(Excerpts from a figure dataset)
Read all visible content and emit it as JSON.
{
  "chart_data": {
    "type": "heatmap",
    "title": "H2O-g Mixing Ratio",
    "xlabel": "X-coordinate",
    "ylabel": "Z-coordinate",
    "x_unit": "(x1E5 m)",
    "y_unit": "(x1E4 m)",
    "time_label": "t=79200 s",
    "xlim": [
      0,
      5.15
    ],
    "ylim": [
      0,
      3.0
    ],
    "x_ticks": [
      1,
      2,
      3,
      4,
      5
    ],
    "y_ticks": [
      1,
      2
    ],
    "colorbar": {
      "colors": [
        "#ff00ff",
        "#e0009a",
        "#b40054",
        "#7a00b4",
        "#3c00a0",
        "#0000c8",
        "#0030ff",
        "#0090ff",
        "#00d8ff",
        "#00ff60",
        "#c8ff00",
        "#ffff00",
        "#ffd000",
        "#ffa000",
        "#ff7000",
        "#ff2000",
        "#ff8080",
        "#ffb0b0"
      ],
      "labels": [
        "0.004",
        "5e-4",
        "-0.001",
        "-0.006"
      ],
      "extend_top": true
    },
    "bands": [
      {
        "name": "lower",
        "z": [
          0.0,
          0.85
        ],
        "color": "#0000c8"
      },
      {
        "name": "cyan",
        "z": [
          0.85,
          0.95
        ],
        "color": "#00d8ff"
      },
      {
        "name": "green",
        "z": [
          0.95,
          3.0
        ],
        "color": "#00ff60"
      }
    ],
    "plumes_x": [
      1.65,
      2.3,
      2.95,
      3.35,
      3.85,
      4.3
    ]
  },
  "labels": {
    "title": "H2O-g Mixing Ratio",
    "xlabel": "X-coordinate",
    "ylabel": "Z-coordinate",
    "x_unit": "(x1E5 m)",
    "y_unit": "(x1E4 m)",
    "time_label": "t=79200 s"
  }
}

-- Short task --
Transcribe all entries exactly as they are given.

-- Solution below --
Read all visible content and emit it as JSON.
{
  "chart_data": {
    "type": "heatmap",
    "title": "H2O-g Mixing Ratio",
    "xlabel": "X-coordinate",
    "ylabel": "Z-coordinate",
    "x_unit": "(x1E5 m)",
    "y_unit": "(x1E4 m)",
    "time_label": "t=79200 s",
    "xlim": [
      0,
      5.15
    ],
    "ylim": [
      0,
      3.0
    ],
    "x_ticks": [
      1,
      2,
      3,
      4,
      5
    ],
    "y_ticks": [
      1,
      2
    ],
    "colorbar": {
      "colors": [
        "#ff00ff",
        "#e0009a",
        "#b40054",
        "#7a00b4",
        "#3c00a0",
        "#0000c8",
        "#0030ff",
        "#0090ff",
        "#00d8ff",
        "#00ff60",
        "#c8ff00",
        "#ffff00",
        "#ffd000",
        "#ffa000",
        "#ff7000",
        "#ff2000",
        "#ff8080",
        "#ffb0b0"
      ],
      "labels": [
        "0.004",
        "5e-4",
        "-0.001",
        "-0.006"
      ],
      "extend_top": true
    },
    "bands": [
      {
        "name": "lower",
        "z": [
          0.0,
          0.85
        ],
        "color": "#0000c8"
      },
      {
        "name": "cyan",
        "z": [
          0.85,
          0.95
        ],
        "color": "#00d8ff"
      },
      {
        "name": "green",
        "z": [
          0.95,
          3.0
        ],
        "color": "#00ff60"
      }
    ],
    "plumes_x": [
      1.65,
      2.3,
      2.95,
      3.35,
      3.85,
      4.3
    ]
  },
  "labels": {
    "title": "H2O-g Mixing Ratio",
    "xlabel": "X-coordinate",
    "ylabel": "Z-coordinate",
    "x_unit": "(x1E5 m)",
    "y_unit": "(x1E4 m)",
    "time_label": "t=79200 s"
  }
}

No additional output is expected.